::: Dataset records
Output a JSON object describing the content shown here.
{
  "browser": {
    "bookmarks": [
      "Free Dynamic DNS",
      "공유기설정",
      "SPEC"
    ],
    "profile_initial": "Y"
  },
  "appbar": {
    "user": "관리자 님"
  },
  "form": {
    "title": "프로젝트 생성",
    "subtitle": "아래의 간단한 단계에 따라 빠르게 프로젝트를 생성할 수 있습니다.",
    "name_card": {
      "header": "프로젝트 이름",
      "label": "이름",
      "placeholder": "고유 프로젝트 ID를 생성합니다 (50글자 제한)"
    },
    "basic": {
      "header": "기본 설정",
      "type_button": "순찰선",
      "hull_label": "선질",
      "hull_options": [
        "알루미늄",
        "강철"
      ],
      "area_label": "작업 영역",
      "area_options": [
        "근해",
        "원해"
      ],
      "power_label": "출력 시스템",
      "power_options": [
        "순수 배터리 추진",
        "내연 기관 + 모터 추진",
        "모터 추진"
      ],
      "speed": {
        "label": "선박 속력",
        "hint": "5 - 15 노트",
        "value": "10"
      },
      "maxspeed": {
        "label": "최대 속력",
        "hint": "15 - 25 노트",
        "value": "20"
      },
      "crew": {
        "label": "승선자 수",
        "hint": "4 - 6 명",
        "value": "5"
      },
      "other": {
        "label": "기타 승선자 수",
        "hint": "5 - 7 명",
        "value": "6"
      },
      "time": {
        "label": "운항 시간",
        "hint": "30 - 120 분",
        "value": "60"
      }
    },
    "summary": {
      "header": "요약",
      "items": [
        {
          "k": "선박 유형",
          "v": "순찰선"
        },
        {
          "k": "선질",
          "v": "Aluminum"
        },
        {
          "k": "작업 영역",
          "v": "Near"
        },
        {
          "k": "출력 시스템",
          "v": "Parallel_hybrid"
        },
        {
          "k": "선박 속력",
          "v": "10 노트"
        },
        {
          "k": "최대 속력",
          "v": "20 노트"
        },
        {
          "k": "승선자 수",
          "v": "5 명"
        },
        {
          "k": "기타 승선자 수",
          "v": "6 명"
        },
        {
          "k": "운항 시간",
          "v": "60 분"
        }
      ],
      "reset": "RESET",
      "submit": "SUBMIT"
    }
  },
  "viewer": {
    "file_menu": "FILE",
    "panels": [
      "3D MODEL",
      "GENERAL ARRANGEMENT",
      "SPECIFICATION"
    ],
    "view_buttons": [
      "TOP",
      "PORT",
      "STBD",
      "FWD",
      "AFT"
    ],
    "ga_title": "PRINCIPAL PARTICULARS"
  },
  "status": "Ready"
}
::::::
* [Task directions]: Output all of the data again, exactly.

* [Response]:
Output a JSON object describing the content shown here.
{
  "browser": {
    "bookmarks": [
      "Free Dynamic DNS",
      "공유기설정",
      "SPEC"
    ],
    "profile_initial": "Y"
  },
  "appbar": {
    "user": "관리자 님"
  },
  "form": {
    "title": "프로젝트 생성",
    "subtitle": "아래의 간단한 단계에 따라 빠르게 프로젝트를 생성할 수 있습니다.",
    "name_card": {
      "header": "프로젝트 이름",
      "label": "이름",
      "placeholder": "고유 프로젝트 ID를 생성합니다 (50글자 제한)"
    },
    "basic": {
      "header": "기본 설정",
      "type_button": "순찰선",
      "hull_label": "선질",
      "hull_options": [
        "알루미늄",
        "강철"
      ],
      "area_label": "작업 영역",
      "area_options": [
        "근해",
        "원해"
      ],
      "power_label": "출력 시스템",
      "power_options": [
        "순수 배터리 추진",
        "내연 기관 + 모터 추진",
        "모터 추진"
      ],
      "speed": {
        "label": "선박 속력",
        "hint": "5 - 15 노트",
        "value": "10"
      },
      "maxspeed": {
        "label": "최대 속력",
        "hint": "15 - 25 노트",
        "value": "20"
      },
      "crew": {
        "label": "승선자 수",
        "hint": "4 - 6 명",
        "value": "5"
      },
      "other": {
        "label": "기타 승선자 수",
        "hint": "5 - 7 명",
        "value": "6"
      },
      "time": {
        "label": "운항 시간",
        "hint": "30 - 120 분",
        "value": "60"
      }
    },
    "summary": {
      "header": "요약",
      "items": [
        {
          "k": "선박 유형",
          "v": "순찰선"
        },
        {
          "k": "선질",
          "v": "Aluminum"
        },
        {
          "k": "작업 영역",
          "v": "Near"
        },
        {
          "k": "출력 시스템",
          "v": "Parallel_hybrid"
        },
        {
          "k": "선박 속력",
          "v": "10 노트"
        },
        {
          "k": "최대 속력",
          "v": "20 노트"
        },
        {
          "k": "승선자 수",
          "v": "5 명"
        },
        {
          "k": "기타 승선자 수",
          "v": "6 명"
        },
        {
          "k": "운항 시간",
          "v": "60 분"
        }
      ],
      "reset": "RESET",
      "submit": "SUBMIT"
    }
  },
  "viewer": {
    "file_menu": "FILE",
    "panels": [
      "3D MODEL",
      "GENERAL ARRANGEMENT",
      "SPECIFICATION"
    ],
    "view_buttons": [
      "TOP",
      "PORT",
      "STBD",
      "FWD",
      "AFT"
    ],
    "ga_title": "PRINCIPAL PARTICULARS"
  },
  "status": "Ready"
}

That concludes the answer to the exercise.